= Extract =

■ ■ ■ ■ ■

Wiki · Concept · Last reviewed June 25, 2026

MobileWorld

MobileWorld is a benchmark for autonomous mobile agents that operate Android apps in long-horizon workflows, including tasks that require user clarification and Model Context Protocol style tool use.

Definition

MobileWorld is an open benchmark and environment for evaluating autonomous mobile agents on realistic Android workflows. The core paper is MobileWorld: Benchmarking Autonomous Mobile Agents in Agent-User Interactive and MCP-Augmented Environments, arXiv:2512.19432, by Quyu Kong and colleagues.

The paper positions MobileWorld as a successor pressure test for mobile-use agents after AndroidWorld. Instead of asking only whether an agent can manipulate a phone interface, MobileWorld adds tasks where the agent may need to ask a user for missing information or combine GUI actions with external tool calls.

Scope

The arXiv abstract describes MobileWorld as 201 tasks across 20 applications. Its project page divides the benchmark into 117 GUI-only tasks, 44 user-interaction tasks, and 40 MCP tasks, evaluated with a 50-step maximum in the public leaderboard description.

The benchmark is still a controlled research environment, not a deployment certificate. Its Android virtual devices, selected applications, self-hosted backends, task initialization, logs, and deterministic checks do not simulate every risk on a real phone: private accounts, payment surfaces, sensitive notifications, app updates, and irreversible user actions.

How It Works

MobileWorld runs evaluations in a containerized Android environment. The GitHub README describes Docker-in-Docker containers with rooted Android virtual devices, self-hosted application backends, and an API server for orchestration. Snapshots let each task begin from an identical device state.

The app choices are part of the benchmark design. The repository names open-source or self-hosted substitutes such as Mattermost for enterprise communication, Mastodon for social media, and Mall4Uni for e-commerce. Self-hosting gives evaluators backend access for checks that a screenshot cannot provide.

The arXiv abstract says MobileWorld tasks require an average of 27.8 completion steps compared with 14.3 for AndroidWorld, and that 62.2 percent of MobileWorld tasks involve multiple applications compared with 9.5 percent for AndroidWorld. It also reports that the best agentic framework in the paper reached 51.7 percent success, while the best end-to-end model reached 20.9 percent. Those numbers should be read as the paper's dated experimental results, not as permanent leaderboard facts.

■ ■ ■ ■ ■

= Entries supplied =
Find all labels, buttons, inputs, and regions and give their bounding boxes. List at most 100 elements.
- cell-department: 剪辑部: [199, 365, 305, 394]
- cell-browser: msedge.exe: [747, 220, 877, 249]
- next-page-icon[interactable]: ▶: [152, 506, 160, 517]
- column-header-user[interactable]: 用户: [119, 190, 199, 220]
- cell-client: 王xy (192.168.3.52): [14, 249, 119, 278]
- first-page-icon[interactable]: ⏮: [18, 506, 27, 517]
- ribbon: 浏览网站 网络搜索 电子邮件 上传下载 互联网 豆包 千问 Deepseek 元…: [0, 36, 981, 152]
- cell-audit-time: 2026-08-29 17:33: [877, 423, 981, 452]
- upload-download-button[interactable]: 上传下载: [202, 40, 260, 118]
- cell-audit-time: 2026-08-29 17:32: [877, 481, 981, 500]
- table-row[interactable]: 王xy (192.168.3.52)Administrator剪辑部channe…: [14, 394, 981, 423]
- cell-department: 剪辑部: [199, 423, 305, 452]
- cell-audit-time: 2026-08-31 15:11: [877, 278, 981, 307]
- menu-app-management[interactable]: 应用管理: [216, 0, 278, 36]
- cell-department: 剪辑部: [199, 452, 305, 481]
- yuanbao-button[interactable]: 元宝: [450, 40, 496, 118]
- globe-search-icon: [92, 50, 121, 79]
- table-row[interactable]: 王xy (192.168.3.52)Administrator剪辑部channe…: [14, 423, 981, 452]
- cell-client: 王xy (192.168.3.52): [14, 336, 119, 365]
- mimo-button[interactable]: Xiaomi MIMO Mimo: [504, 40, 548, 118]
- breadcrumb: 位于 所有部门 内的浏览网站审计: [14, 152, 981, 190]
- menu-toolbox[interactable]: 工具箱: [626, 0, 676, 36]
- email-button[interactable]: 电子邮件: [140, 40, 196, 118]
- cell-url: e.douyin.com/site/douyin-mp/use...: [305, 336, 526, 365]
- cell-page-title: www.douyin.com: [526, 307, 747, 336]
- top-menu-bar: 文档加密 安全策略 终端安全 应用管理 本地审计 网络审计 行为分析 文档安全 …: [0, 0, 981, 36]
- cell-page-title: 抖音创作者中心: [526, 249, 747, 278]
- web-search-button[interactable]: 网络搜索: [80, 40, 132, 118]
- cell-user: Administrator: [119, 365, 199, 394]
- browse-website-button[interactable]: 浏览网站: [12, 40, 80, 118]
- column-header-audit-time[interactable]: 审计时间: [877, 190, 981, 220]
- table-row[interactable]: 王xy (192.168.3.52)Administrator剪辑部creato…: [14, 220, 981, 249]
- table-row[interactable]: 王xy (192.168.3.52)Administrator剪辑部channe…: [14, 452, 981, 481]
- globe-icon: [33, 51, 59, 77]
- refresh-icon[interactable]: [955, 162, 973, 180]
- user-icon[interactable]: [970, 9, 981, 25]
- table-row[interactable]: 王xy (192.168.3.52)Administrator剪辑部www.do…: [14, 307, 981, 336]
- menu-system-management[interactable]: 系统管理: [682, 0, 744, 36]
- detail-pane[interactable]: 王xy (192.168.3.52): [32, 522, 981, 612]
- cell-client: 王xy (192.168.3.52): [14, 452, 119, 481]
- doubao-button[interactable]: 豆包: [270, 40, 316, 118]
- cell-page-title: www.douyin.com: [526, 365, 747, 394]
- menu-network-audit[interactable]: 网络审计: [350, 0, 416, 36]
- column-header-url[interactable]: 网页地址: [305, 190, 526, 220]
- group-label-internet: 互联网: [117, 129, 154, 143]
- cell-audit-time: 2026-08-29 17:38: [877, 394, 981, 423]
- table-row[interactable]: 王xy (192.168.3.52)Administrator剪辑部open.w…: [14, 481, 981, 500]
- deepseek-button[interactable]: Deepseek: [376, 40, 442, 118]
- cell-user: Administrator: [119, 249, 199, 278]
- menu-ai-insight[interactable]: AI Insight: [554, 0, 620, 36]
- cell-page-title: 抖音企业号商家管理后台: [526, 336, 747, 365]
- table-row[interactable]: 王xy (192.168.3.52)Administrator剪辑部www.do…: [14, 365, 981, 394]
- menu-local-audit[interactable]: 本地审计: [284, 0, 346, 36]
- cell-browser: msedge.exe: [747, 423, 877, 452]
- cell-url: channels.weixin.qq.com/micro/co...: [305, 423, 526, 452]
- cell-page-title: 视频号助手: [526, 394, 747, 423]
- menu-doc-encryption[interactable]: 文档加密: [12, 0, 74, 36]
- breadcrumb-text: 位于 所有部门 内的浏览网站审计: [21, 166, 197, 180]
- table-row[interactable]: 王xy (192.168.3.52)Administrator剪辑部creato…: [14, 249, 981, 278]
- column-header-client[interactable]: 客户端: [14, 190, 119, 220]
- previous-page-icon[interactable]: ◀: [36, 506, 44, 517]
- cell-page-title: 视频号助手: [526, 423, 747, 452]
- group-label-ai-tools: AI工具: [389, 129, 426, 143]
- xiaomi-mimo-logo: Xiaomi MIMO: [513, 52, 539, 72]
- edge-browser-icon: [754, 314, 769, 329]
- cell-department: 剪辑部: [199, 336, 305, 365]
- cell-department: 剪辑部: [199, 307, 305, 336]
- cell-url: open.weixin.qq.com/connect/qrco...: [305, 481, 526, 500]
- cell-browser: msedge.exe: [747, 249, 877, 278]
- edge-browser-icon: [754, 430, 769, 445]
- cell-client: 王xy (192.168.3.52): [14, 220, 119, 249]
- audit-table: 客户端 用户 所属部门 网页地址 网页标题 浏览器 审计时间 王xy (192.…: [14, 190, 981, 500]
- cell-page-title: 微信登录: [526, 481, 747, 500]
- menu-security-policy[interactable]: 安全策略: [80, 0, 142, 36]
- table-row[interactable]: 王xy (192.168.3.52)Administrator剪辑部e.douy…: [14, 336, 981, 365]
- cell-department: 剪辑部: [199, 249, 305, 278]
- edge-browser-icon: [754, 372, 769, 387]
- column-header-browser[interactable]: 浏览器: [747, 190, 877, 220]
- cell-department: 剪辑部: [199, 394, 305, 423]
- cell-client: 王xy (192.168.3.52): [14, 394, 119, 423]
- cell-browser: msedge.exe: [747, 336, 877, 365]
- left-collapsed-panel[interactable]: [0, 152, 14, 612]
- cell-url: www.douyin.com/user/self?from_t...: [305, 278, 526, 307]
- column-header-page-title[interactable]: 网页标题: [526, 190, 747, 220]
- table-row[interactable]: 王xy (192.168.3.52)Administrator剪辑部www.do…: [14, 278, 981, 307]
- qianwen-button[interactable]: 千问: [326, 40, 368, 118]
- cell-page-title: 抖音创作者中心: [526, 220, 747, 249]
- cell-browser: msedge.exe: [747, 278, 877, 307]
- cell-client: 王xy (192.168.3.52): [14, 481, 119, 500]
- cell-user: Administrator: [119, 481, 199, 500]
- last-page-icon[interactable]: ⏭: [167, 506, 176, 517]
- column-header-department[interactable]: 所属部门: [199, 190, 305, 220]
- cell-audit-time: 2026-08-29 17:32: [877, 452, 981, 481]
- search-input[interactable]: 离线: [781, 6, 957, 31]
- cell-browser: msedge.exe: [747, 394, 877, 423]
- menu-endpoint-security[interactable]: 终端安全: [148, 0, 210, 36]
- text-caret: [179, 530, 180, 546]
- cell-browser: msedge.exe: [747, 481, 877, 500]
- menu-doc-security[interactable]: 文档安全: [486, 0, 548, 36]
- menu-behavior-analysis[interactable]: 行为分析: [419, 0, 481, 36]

■ ■ ■ ■ ■

= Apply what you read =
1. Transcribe the passage of the MobileWorld article from "Wiki · Concept" to "Kong and colleagues.".
2. Translate this sentence from the MobileWorld article into Spanish: "Snapshots let each task begin from an identical device state."

= Results =
1.
Wiki · Concept · Last reviewed June 25, 2026

MobileWorld

MobileWorld is a benchmark for autonomous mobile agents that operate Android apps in long-horizon workflows, including tasks that require user clarification and Model Context Protocol style tool use.

Definition

MobileWorld is an open benchmark and environment for evaluating autonomous mobile agents on realistic Android workflows. The core paper is MobileWorld: Benchmarking Autonomous Mobile Agents in Agent-User Interactive and MCP-Augmented Environments, arXiv:2512.19432, by Quyu Kong and colleagues.

2. Las instantáneas permiten que cada tarea comience desde un estado idéntico del dispositivo.